▶ **EXTRACTED DATA**
## Begin
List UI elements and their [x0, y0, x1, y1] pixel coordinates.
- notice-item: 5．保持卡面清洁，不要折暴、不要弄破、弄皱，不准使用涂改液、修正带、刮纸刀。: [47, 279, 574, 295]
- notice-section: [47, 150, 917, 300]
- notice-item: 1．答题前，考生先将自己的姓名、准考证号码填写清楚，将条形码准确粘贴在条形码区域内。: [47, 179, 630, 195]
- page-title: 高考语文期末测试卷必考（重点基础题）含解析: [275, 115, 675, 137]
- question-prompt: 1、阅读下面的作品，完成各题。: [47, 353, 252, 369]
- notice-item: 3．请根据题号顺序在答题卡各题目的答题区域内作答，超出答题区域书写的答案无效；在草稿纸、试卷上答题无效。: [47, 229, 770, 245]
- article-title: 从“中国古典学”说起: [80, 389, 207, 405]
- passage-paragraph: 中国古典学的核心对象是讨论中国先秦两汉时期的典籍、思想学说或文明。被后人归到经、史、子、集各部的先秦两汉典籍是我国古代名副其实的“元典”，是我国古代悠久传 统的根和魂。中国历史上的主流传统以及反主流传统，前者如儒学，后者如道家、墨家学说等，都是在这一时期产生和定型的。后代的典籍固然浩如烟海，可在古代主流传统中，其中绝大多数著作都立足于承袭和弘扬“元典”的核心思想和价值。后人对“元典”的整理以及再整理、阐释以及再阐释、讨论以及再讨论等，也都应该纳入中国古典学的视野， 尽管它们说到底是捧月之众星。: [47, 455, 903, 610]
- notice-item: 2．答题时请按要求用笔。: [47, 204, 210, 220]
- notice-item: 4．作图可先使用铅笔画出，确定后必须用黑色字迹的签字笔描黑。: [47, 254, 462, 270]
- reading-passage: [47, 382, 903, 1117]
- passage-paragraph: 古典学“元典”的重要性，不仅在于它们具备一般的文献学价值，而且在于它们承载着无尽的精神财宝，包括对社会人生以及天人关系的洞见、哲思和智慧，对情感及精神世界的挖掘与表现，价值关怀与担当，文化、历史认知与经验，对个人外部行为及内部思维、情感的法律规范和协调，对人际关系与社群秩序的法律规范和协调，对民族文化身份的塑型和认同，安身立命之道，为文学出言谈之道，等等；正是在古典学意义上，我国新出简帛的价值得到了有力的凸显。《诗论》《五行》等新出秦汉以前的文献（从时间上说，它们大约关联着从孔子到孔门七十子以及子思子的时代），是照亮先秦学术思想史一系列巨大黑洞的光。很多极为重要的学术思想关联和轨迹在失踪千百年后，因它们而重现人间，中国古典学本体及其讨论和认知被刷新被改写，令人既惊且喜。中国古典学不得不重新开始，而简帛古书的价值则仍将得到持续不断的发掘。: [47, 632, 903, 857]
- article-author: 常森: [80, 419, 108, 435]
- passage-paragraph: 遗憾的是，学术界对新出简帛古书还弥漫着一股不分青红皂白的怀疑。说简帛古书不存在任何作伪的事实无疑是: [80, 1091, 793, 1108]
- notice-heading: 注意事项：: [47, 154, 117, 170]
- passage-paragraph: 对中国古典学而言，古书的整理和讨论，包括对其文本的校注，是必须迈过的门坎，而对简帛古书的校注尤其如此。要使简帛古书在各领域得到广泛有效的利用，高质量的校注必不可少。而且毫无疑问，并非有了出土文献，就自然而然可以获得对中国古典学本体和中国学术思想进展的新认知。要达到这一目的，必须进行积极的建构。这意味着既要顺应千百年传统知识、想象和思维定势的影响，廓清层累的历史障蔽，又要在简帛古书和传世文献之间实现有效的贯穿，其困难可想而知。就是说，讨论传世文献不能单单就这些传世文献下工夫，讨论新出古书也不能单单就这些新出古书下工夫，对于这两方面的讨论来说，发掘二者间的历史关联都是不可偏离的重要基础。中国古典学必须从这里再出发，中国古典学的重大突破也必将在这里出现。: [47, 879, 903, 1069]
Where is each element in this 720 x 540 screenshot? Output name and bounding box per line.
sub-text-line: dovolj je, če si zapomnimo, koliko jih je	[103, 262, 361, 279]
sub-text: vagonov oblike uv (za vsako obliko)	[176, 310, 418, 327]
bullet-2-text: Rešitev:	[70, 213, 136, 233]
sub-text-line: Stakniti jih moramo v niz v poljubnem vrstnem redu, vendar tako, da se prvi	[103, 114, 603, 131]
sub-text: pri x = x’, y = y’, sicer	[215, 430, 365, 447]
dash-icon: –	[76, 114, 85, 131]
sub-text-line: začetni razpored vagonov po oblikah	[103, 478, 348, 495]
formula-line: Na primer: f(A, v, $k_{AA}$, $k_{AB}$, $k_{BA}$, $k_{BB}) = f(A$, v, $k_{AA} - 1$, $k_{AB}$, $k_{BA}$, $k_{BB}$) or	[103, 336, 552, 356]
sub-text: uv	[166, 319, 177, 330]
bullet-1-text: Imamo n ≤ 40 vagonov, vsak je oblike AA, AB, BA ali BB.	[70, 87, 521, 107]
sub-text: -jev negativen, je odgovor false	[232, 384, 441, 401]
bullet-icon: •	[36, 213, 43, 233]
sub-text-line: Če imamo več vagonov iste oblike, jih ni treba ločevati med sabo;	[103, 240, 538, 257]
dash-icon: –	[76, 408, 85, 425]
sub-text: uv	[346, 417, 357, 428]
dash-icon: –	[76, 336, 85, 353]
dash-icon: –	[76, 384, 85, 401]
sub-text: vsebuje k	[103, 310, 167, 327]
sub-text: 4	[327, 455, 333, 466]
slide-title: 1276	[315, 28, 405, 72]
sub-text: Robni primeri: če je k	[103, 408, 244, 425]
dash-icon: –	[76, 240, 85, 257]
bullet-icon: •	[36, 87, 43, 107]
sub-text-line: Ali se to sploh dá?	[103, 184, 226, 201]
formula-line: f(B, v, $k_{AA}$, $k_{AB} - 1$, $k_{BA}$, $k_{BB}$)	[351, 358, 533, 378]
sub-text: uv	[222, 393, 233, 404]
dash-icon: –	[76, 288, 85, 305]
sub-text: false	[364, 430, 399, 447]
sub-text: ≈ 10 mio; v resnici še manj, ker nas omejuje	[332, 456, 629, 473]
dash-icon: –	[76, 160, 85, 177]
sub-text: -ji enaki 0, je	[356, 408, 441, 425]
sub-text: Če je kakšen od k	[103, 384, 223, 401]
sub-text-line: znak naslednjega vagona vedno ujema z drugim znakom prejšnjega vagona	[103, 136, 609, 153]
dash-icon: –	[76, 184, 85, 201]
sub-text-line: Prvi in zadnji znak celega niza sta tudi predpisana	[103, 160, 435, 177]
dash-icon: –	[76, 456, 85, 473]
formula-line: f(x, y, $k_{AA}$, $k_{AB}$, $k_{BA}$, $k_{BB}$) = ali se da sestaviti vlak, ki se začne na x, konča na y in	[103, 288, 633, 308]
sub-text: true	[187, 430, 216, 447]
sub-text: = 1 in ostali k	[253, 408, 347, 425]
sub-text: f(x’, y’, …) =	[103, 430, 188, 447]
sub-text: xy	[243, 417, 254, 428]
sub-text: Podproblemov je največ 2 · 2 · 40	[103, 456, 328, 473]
## End
▶ **DO THIS**
Please copy both entries above word for word, keeping every line and its coordinates unchanged.

▶ **OUTPUT OF THE TASK**
List UI elements and their [x0, y0, x1, y1] pixel coordinates.
- notice-item: 5．保持卡面清洁，不要折暴、不要弄破、弄皱，不准使用涂改液、修正带、刮纸刀。: [47, 279, 574, 295]
- notice-section: [47, 150, 917, 300]
- notice-item: 1．答题前，考生先将自己的姓名、准考证号码填写清楚，将条形码准确粘贴在条形码区域内。: [47, 179, 630, 195]
- page-title: 高考语文期末测试卷必考（重点基础题）含解析: [275, 115, 675, 137]
- question-prompt: 1、阅读下面的作品，完成各题。: [47, 353, 252, 369]
- notice-item: 3．请根据题号顺序在答题卡各题目的答题区域内作答，超出答题区域书写的答案无效；在草稿纸、试卷上答题无效。: [47, 229, 770, 245]
- article-title: 从“中国古典学”说起: [80, 389, 207, 405]
- passage-paragraph: 中国古典学的核心对象是讨论中国先秦两汉时期的典籍、思想学说或文明。被后人归到经、史、子、集各部的先秦两汉典籍是我国古代名副其实的“元典”，是我国古代悠久传 统的根和魂。中国历史上的主流传统以及反主流传统，前者如儒学，后者如道家、墨家学说等，都是在这一时期产生和定型的。后代的典籍固然浩如烟海，可在古代主流传统中，其中绝大多数著作都立足于承袭和弘扬“元典”的核心思想和价值。后人对“元典”的整理以及再整理、阐释以及再阐释、讨论以及再讨论等，也都应该纳入中国古典学的视野， 尽管它们说到底是捧月之众星。: [47, 455, 903, 610]
- notice-item: 2．答题时请按要求用笔。: [47, 204, 210, 220]
- notice-item: 4．作图可先使用铅笔画出，确定后必须用黑色字迹的签字笔描黑。: [47, 254, 462, 270]
- reading-passage: [47, 382, 903, 1117]
- passage-paragraph: 古典学“元典”的重要性，不仅在于它们具备一般的文献学价值，而且在于它们承载着无尽的精神财宝，包括对社会人生以及天人关系的洞见、哲思和智慧，对情感及精神世界的挖掘与表现，价值关怀与担当，文化、历史认知与经验，对个人外部行为及内部思维、情感的法律规范和协调，对人际关系与社群秩序的法律规范和协调，对民族文化身份的塑型和认同，安身立命之道，为文学出言谈之道，等等；正是在古典学意义上，我国新出简帛的价值得到了有力的凸显。《诗论》《五行》等新出秦汉以前的文献（从时间上说，它们大约关联着从孔子到孔门七十子以及子思子的时代），是照亮先秦学术思想史一系列巨大黑洞的光。很多极为重要的学术思想关联和轨迹在失踪千百年后，因它们而重现人间，中国古典学本体及其讨论和认知被刷新被改写，令人既惊且喜。中国古典学不得不重新开始，而简帛古书的价值则仍将得到持续不断的发掘。: [47, 632, 903, 857]
- article-author: 常森: [80, 419, 108, 435]
- passage-paragraph: 遗憾的是，学术界对新出简帛古书还弥漫着一股不分青红皂白的怀疑。说简帛古书不存在任何作伪的事实无疑是: [80, 1091, 793, 1108]
- notice-heading: 注意事项：: [47, 154, 117, 170]
- passage-paragraph: 对中国古典学而言，古书的整理和讨论，包括对其文本的校注，是必须迈过的门坎，而对简帛古书的校注尤其如此。要使简帛古书在各领域得到广泛有效的利用，高质量的校注必不可少。而且毫无疑问，并非有了出土文献，就自然而然可以获得对中国古典学本体和中国学术思想进展的新认知。要达到这一目的，必须进行积极的建构。这意味着既要顺应千百年传统知识、想象和思维定势的影响，廓清层累的历史障蔽，又要在简帛古书和传世文献之间实现有效的贯穿，其困难可想而知。就是说，讨论传世文献不能单单就这些传世文献下工夫，讨论新出古书也不能单单就这些新出古书下工夫，对于这两方面的讨论来说，发掘二者间的历史关联都是不可偏离的重要基础。中国古典学必须从这里再出发，中国古典学的重大突破也必将在这里出现。: [47, 879, 903, 1069]
Where is each element in this 720 x 540 screenshot? Output name and bounding box per line.
sub-text-line: dovolj je, če si zapomnimo, koliko jih je	[103, 262, 361, 279]
sub-text: vagonov oblike uv (za vsako obliko)	[176, 310, 418, 327]
bullet-2-text: Rešitev:	[70, 213, 136, 233]
sub-text-line: Stakniti jih moramo v niz v poljubnem vrstnem redu, vendar tako, da se prvi	[103, 114, 603, 131]
sub-text: pri x = x’, y = y’, sicer	[215, 430, 365, 447]
dash-icon: –	[76, 114, 85, 131]
sub-text-line: začetni razpored vagonov po oblikah	[103, 478, 348, 495]
formula-line: Na primer: f(A, v, $k_{AA}$, $k_{AB}$, $k_{BA}$, $k_{BB}) = f(A$, v, $k_{AA} - 1$, $k_{AB}$, $k_{BA}$, $k_{BB}$) or	[103, 336, 552, 356]
sub-text: uv	[166, 319, 177, 330]
bullet-1-text: Imamo n ≤ 40 vagonov, vsak je oblike AA, AB, BA ali BB.	[70, 87, 521, 107]
sub-text: -jev negativen, je odgovor false	[232, 384, 441, 401]
bullet-icon: •	[36, 213, 43, 233]
sub-text-line: Če imamo več vagonov iste oblike, jih ni treba ločevati med sabo;	[103, 240, 538, 257]
dash-icon: –	[76, 408, 85, 425]
sub-text: uv	[346, 417, 357, 428]
dash-icon: –	[76, 336, 85, 353]
dash-icon: –	[76, 384, 85, 401]
sub-text: vsebuje k	[103, 310, 167, 327]
sub-text: 4	[327, 455, 333, 466]
slide-title: 1276	[315, 28, 405, 72]
sub-text: Robni primeri: če je k	[103, 408, 244, 425]
dash-icon: –	[76, 240, 85, 257]
bullet-icon: •	[36, 87, 43, 107]
sub-text-line: Ali se to sploh dá?	[103, 184, 226, 201]
formula-line: f(B, v, $k_{AA}$, $k_{AB} - 1$, $k_{BA}$, $k_{BB}$)	[351, 358, 533, 378]
sub-text: uv	[222, 393, 233, 404]
dash-icon: –	[76, 288, 85, 305]
sub-text: false	[364, 430, 399, 447]
sub-text: ≈ 10 mio; v resnici še manj, ker nas omejuje	[332, 456, 629, 473]
dash-icon: –	[76, 160, 85, 177]
sub-text: -ji enaki 0, je	[356, 408, 441, 425]
sub-text: Če je kakšen od k	[103, 384, 223, 401]
sub-text-line: znak naslednjega vagona vedno ujema z drugim znakom prejšnjega vagona	[103, 136, 609, 153]
dash-icon: –	[76, 184, 85, 201]
sub-text-line: Prvi in zadnji znak celega niza sta tudi predpisana	[103, 160, 435, 177]
dash-icon: –	[76, 456, 85, 473]
formula-line: f(x, y, $k_{AA}$, $k_{AB}$, $k_{BA}$, $k_{BB}$) = ali se da sestaviti vlak, ki se začne na x, konča na y in	[103, 288, 633, 308]
sub-text: true	[187, 430, 216, 447]
sub-text: = 1 in ostali k	[253, 408, 347, 425]
sub-text: f(x’, y’, …) =	[103, 430, 188, 447]
sub-text: xy	[243, 417, 254, 428]
sub-text: Podproblemov je največ 2 · 2 · 40	[103, 456, 328, 473]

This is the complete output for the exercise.